*Materials provided:*
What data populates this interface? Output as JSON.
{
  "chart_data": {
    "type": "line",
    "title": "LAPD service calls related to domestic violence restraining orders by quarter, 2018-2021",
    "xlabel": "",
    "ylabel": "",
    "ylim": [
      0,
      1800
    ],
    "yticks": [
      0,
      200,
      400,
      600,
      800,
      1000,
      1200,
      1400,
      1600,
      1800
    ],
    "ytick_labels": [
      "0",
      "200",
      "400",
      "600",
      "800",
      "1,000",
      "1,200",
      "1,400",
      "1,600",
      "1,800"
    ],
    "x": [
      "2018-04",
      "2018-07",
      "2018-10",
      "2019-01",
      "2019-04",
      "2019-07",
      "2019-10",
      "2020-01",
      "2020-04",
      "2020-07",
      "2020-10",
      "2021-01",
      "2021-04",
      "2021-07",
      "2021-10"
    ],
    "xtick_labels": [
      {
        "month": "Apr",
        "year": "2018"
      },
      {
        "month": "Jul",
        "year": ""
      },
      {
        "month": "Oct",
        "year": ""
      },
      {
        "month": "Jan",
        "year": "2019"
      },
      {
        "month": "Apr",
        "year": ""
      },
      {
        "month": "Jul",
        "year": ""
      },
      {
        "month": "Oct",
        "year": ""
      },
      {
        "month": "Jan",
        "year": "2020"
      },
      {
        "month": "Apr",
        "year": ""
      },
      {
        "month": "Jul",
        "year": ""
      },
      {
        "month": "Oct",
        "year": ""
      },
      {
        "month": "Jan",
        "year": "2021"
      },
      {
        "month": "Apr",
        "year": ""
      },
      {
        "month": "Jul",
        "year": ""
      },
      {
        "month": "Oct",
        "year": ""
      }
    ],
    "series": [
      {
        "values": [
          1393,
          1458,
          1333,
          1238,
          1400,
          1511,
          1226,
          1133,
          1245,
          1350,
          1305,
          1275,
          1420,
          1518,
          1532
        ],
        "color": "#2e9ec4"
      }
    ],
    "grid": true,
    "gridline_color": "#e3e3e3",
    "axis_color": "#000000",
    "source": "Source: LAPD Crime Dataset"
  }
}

*Goal:* In the records above, how many lines include the string "LAPD"? Answer with only the number.

*Response to this task:* 2